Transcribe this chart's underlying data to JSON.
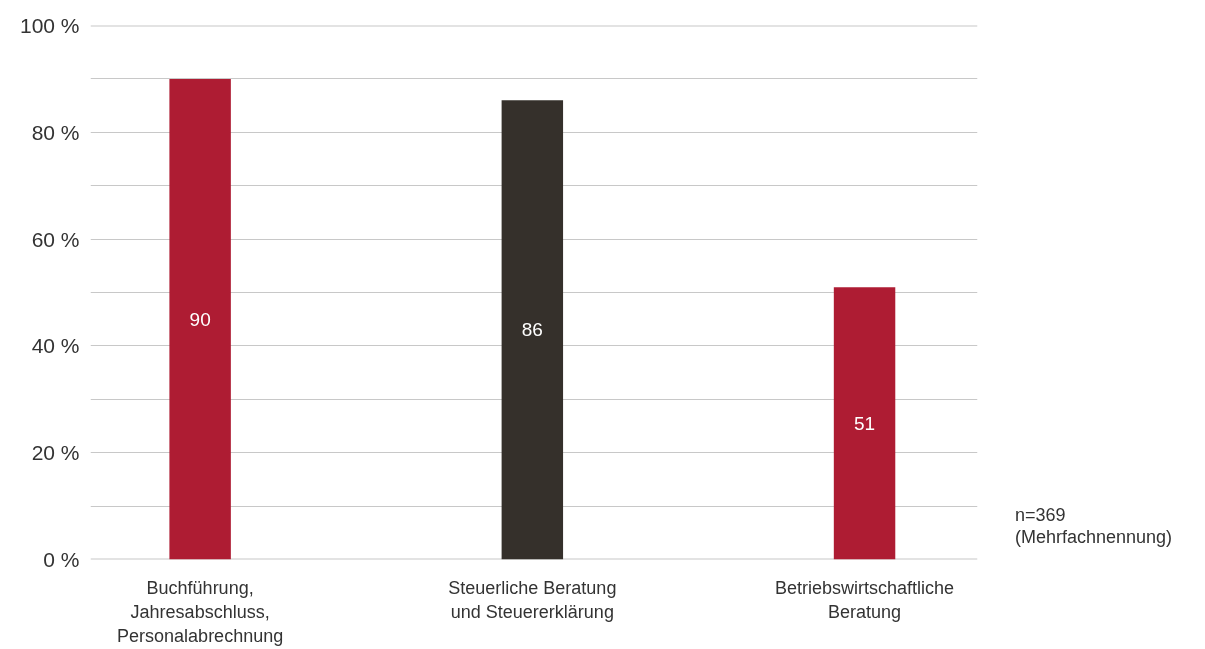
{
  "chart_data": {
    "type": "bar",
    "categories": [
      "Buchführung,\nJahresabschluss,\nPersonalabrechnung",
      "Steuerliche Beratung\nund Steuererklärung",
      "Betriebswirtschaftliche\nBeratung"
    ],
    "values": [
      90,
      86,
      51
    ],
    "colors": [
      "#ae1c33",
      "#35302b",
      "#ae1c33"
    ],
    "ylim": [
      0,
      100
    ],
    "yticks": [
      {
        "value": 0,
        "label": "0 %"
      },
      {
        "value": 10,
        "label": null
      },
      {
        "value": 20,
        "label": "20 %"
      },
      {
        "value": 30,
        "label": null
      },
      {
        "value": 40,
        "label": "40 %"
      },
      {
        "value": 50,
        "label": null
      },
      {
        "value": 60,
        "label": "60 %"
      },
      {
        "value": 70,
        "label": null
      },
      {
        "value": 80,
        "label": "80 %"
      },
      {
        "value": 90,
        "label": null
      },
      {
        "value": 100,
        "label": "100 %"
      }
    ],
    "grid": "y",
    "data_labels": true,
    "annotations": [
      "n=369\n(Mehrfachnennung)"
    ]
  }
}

## Requirements
Transcribe the records above exactly as they appear, leaving out any pictures.

## Output of the task
Transcribe this chart's underlying data to JSON.
{
  "chart_data": {
    "type": "bar",
    "categories": [
      "Buchführung,\nJahresabschluss,\nPersonalabrechnung",
      "Steuerliche Beratung\nund Steuererklärung",
      "Betriebswirtschaftliche\nBeratung"
    ],
    "values": [
      90,
      86,
      51
    ],
    "colors": [
      "#ae1c33",
      "#35302b",
      "#ae1c33"
    ],
    "ylim": [
      0,
      100
    ],
    "yticks": [
      {
        "value": 0,
        "label": "0 %"
      },
      {
        "value": 10,
        "label": null
      },
      {
        "value": 20,
        "label": "20 %"
      },
      {
        "value": 30,
        "label": null
      },
      {
        "value": 40,
        "label": "40 %"
      },
      {
        "value": 50,
        "label": null
      },
      {
        "value": 60,
        "label": "60 %"
      },
      {
        "value": 70,
        "label": null
      },
      {
        "value": 80,
        "label": "80 %"
      },
      {
        "value": 90,
        "label": null
      },
      {
        "value": 100,
        "label": "100 %"
      }
    ],
    "grid": "y",
    "data_labels": true,
    "annotations": [
      "n=369\n(Mehrfachnennung)"
    ]
  }
}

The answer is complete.